Write out every entry exactly as it stands.

RECORD LIST →
━━━

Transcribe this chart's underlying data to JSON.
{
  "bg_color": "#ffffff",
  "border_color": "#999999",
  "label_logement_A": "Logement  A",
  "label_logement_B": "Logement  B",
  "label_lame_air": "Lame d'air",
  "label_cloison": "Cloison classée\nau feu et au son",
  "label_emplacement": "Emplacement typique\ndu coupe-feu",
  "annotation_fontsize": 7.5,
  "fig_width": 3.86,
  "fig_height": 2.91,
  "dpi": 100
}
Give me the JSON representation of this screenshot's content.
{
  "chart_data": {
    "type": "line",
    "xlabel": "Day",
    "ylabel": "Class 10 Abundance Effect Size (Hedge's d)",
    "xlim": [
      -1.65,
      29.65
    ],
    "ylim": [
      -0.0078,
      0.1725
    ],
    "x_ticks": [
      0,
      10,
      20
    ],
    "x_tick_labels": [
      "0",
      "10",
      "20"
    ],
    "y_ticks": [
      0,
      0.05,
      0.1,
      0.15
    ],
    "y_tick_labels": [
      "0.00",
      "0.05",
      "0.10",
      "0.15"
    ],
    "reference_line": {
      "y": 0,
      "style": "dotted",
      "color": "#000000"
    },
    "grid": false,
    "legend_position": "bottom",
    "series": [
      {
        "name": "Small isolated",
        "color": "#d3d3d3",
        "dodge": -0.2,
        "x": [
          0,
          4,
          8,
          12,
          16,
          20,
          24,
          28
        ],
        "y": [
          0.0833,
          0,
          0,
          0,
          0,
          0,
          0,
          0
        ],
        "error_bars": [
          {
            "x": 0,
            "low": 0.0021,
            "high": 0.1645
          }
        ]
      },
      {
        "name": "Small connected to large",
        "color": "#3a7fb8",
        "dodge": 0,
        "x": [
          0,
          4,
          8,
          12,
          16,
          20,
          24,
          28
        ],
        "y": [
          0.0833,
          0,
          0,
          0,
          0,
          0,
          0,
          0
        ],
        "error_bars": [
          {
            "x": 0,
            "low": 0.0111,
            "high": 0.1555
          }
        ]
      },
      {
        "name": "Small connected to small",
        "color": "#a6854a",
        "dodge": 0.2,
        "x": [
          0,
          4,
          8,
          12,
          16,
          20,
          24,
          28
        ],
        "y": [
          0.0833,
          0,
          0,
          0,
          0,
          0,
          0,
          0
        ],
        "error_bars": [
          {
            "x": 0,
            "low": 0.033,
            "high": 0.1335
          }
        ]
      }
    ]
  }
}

━━━

RESULT BELOW →
Transcribe this chart's underlying data to JSON.
{
  "bg_color": "#ffffff",
  "border_color": "#999999",
  "label_logement_A": "Logement  A",
  "label_logement_B": "Logement  B",
  "label_lame_air": "Lame d'air",
  "label_cloison": "Cloison classée\nau feu et au son",
  "label_emplacement": "Emplacement typique\ndu coupe-feu",
  "annotation_fontsize": 7.5,
  "fig_width": 3.86,
  "fig_height": 2.91,
  "dpi": 100
}
Give me the JSON representation of this screenshot's content.
{
  "chart_data": {
    "type": "line",
    "xlabel": "Day",
    "ylabel": "Class 10 Abundance Effect Size (Hedge's d)",
    "xlim": [
      -1.65,
      29.65
    ],
    "ylim": [
      -0.0078,
      0.1725
    ],
    "x_ticks": [
      0,
      10,
      20
    ],
    "x_tick_labels": [
      "0",
      "10",
      "20"
    ],
    "y_ticks": [
      0,
      0.05,
      0.1,
      0.15
    ],
    "y_tick_labels": [
      "0.00",
      "0.05",
      "0.10",
      "0.15"
    ],
    "reference_line": {
      "y": 0,
      "style": "dotted",
      "color": "#000000"
    },
    "grid": false,
    "legend_position": "bottom",
    "series": [
      {
        "name": "Small isolated",
        "color": "#d3d3d3",
        "dodge": -0.2,
        "x": [
          0,
          4,
          8,
          12,
          16,
          20,
          24,
          28
        ],
        "y": [
          0.0833,
          0,
          0,
          0,
          0,
          0,
          0,
          0
        ],
        "error_bars": [
          {
            "x": 0,
            "low": 0.0021,
            "high": 0.1645
          }
        ]
      },
      {
        "name": "Small connected to large",
        "color": "#3a7fb8",
        "dodge": 0,
        "x": [
          0,
          4,
          8,
          12,
          16,
          20,
          24,
          28
        ],
        "y": [
          0.0833,
          0,
          0,
          0,
          0,
          0,
          0,
          0
        ],
        "error_bars": [
          {
            "x": 0,
            "low": 0.0111,
            "high": 0.1555
          }
        ]
      },
      {
        "name": "Small connected to small",
        "color": "#a6854a",
        "dodge": 0.2,
        "x": [
          0,
          4,
          8,
          12,
          16,
          20,
          24,
          28
        ],
        "y": [
          0.0833,
          0,
          0,
          0,
          0,
          0,
          0,
          0
        ],
        "error_bars": [
          {
            "x": 0,
            "low": 0.033,
            "high": 0.1335
          }
        ]
      }
    ]
  }
}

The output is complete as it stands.